GIVEN EXERCISE – Provide a single number: the count of lines containing the string "title".

RAW DATA –
— START —

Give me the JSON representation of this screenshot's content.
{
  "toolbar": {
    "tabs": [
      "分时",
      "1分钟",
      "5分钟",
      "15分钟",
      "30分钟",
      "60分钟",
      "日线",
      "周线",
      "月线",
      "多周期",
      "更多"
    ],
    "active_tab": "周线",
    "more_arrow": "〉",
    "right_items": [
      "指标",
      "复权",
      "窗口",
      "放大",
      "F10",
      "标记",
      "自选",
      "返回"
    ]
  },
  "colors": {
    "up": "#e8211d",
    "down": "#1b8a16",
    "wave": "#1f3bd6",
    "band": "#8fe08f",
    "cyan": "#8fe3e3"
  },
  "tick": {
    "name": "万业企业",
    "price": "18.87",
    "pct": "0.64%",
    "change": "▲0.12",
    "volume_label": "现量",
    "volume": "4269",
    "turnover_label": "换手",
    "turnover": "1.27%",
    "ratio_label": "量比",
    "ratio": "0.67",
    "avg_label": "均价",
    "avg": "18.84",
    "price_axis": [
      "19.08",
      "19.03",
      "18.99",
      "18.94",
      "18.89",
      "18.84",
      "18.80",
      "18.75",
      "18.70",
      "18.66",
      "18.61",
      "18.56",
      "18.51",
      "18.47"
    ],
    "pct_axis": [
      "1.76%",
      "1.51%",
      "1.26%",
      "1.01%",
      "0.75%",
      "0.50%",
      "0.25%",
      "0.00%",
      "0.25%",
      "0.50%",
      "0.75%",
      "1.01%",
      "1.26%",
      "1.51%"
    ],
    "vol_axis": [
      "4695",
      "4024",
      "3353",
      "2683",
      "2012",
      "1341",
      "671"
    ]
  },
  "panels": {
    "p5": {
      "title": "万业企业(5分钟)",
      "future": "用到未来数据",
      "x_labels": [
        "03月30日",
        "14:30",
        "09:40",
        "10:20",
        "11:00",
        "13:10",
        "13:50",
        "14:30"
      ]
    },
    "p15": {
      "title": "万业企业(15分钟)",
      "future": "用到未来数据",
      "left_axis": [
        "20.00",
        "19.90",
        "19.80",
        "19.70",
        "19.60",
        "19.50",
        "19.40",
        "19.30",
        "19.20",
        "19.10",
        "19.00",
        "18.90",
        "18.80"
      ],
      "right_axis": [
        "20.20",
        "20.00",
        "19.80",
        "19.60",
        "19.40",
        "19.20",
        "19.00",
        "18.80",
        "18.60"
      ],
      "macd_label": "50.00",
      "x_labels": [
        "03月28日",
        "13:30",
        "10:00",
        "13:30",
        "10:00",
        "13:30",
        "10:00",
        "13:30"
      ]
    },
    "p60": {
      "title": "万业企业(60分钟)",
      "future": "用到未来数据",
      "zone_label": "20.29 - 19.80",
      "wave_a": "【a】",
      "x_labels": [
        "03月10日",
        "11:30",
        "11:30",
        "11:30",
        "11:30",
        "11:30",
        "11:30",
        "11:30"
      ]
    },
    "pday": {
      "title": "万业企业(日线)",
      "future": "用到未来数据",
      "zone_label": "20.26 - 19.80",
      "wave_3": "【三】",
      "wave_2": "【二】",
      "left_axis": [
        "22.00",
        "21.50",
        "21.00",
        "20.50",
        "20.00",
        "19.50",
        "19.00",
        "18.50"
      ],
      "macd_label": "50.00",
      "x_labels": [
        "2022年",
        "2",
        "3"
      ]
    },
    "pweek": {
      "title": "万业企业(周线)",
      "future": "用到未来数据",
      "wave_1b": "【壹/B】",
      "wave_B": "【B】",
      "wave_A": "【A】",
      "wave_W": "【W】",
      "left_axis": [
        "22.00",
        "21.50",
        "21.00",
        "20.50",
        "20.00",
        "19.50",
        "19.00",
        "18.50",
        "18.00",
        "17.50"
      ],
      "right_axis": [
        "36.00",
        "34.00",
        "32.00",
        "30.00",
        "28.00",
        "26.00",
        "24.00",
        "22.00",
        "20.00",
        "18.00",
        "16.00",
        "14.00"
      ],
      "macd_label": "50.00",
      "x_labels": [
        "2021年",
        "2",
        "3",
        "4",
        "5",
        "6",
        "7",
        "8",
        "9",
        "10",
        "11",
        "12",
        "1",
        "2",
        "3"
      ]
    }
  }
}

— END —

FULL RESPONSE – 5